Omit the pictures from the entries below and retype everything else exactly.

> [Data listing]:
>>>

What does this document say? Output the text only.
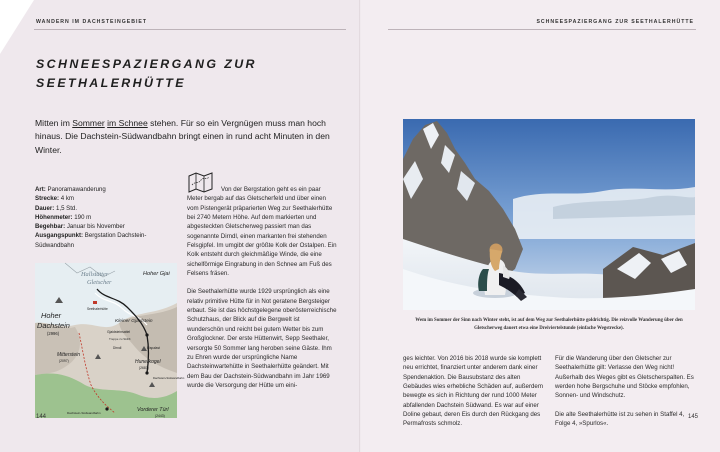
WANDERN IM DACHSTEINGEBIET	SCHNEESPAZIERGANG ZUR SEETHALERHÜTTE
SCHNEESPAZIERGANG ZUR
SEETHALERHÜTTE

Mitten im Sommer im Schnee stehen. Für so ein Vergnügen muss man hoch hinaus. Die Dachstein-Südwandbahn bringt einen in rund acht Minuten in den Winter.

Art: Panoramawanderung
Strecke: 4 km
Dauer: 1,5 Std.
Höhenmeter: 190 m
Begehbar: Januar bis November
Ausgangspunkt: Bergstation Dachstein-Südwandbahn
Hallstätter
Gletscher
Hoher Gjai
Seethalerhütte
Hoher
Dachstein
(2996)
Kleiner Gjaidstein
Gjaidsteinsattel
Treppe zu Skilift
Mitterstein
(2097)
Dirndl	Eispalast
Hunerkogel
(2687)
Dachstein-Südwandbahn
Dachstein-Südwandbahn	Vorderer Türl
(2443)

Von der Bergstation geht es ein paar Meter bergab auf das Gletscherfeld und über einen vom Pistengerät präparierten Weg zur Seethalerhütte bei 2740 Metern Höhe. Auf dem markierten und abgesteckten Gletscherweg passiert man das sogenannte Dirndl, einen markanten frei stehenden Felsgipfel. Im umgibt der größte Kolk der Ostalpen. Ein Kolk entsteht durch gleichmäßige Winde, die eine sichelförmige Eingrabung in den Schnee am Fuß des Felsens fräsen.

Die Seethalerhütte wurde 1929 ursprünglich als eine relativ primitive Hütte für in Not geratene Bergsteiger erbaut. Sie ist das höchstgelegene oberösterreichische Schutzhaus, der Blick auf die Bergwelt ist wunderschön und reicht bei gutem Wetter bis zum Großglockner. Der erste Hüttenwirt, Sepp Seethaler, versorgte 50 Sommer lang heroben seine Gäste. Ihm zu Ehren wurde der ursprüngliche Name Dachsteinwartehütte in Seethalerhütte geändert. Mit dem Bau der Dachstein-Südwandbahn im Jahr 1969 wurde die Versorgung der Hütte um eini-

Wem im Sommer der Sinn nach Winter steht, ist auf dem Weg zur Seethalerhütte goldrichtig. Die reizvolle Wanderung über den Gletscherweg dauert etwa eine Dreiviertelstunde (einfache Wegstrecke).

ges leichter. Von 2016 bis 2018 wurde sie komplett neu errichtet, finanziert unter anderem dank einer Spendenaktion. Die Bausubstanz des alten Gebäudes wies erhebliche Schäden auf, außerdem bewegte es sich in Richtung der rund 1000 Meter abfallenden Dachstein Südwand. Es war auf einer Doline gebaut, deren Eis durch den Rückgang des Permafrosts schmolz.

Für die Wanderung über den Gletscher zur Seethalerhütte gilt: Verlasse den Weg nicht! Außerhalb des Weges gibt es Gletscherspalten. Es werden hohe Bergschuhe und Stöcke empfohlen, Sonnen- und Windschutz.

Die alte Seethalerhütte ist zu sehen in Staffel 4, Folge 4, »Spurlos«.

144	145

<<<

> [Final result]:
What does this document say? Output the text only.
WANDERN IM DACHSTEINGEBIET	SCHNEESPAZIERGANG ZUR SEETHALERHÜTTE
SCHNEESPAZIERGANG ZUR
SEETHALERHÜTTE

Mitten im Sommer im Schnee stehen. Für so ein Vergnügen muss man hoch hinaus. Die Dachstein-Südwandbahn bringt einen in rund acht Minuten in den Winter.

Art: Panoramawanderung
Strecke: 4 km
Dauer: 1,5 Std.
Höhenmeter: 190 m
Begehbar: Januar bis November
Ausgangspunkt: Bergstation Dachstein-Südwandbahn
Hallstätter
Gletscher
Hoher Gjai
Seethalerhütte
Hoher
Dachstein
(2996)
Kleiner Gjaidstein
Gjaidsteinsattel
Treppe zu Skilift
Mitterstein
(2097)
Dirndl	Eispalast
Hunerkogel
(2687)
Dachstein-Südwandbahn
Dachstein-Südwandbahn	Vorderer Türl
(2443)

Von der Bergstation geht es ein paar Meter bergab auf das Gletscherfeld und über einen vom Pistengerät präparierten Weg zur Seethalerhütte bei 2740 Metern Höhe. Auf dem markierten und abgesteckten Gletscherweg passiert man das sogenannte Dirndl, einen markanten frei stehenden Felsgipfel. Im umgibt der größte Kolk der Ostalpen. Ein Kolk entsteht durch gleichmäßige Winde, die eine sichelförmige Eingrabung in den Schnee am Fuß des Felsens fräsen.

Die Seethalerhütte wurde 1929 ursprünglich als eine relativ primitive Hütte für in Not geratene Bergsteiger erbaut. Sie ist das höchstgelegene oberösterreichische Schutzhaus, der Blick auf die Bergwelt ist wunderschön und reicht bei gutem Wetter bis zum Großglockner. Der erste Hüttenwirt, Sepp Seethaler, versorgte 50 Sommer lang heroben seine Gäste. Ihm zu Ehren wurde der ursprüngliche Name Dachsteinwartehütte in Seethalerhütte geändert. Mit dem Bau der Dachstein-Südwandbahn im Jahr 1969 wurde die Versorgung der Hütte um eini-

Wem im Sommer der Sinn nach Winter steht, ist auf dem Weg zur Seethalerhütte goldrichtig. Die reizvolle Wanderung über den Gletscherweg dauert etwa eine Dreiviertelstunde (einfache Wegstrecke).

ges leichter. Von 2016 bis 2018 wurde sie komplett neu errichtet, finanziert unter anderem dank einer Spendenaktion. Die Bausubstanz des alten Gebäudes wies erhebliche Schäden auf, außerdem bewegte es sich in Richtung der rund 1000 Meter abfallenden Dachstein Südwand. Es war auf einer Doline gebaut, deren Eis durch den Rückgang des Permafrosts schmolz.

Für die Wanderung über den Gletscher zur Seethalerhütte gilt: Verlasse den Weg nicht! Außerhalb des Weges gibt es Gletscherspalten. Es werden hohe Bergschuhe und Stöcke empfohlen, Sonnen- und Windschutz.

Die alte Seethalerhütte ist zu sehen in Staffel 4, Folge 4, »Spurlos«.

144	145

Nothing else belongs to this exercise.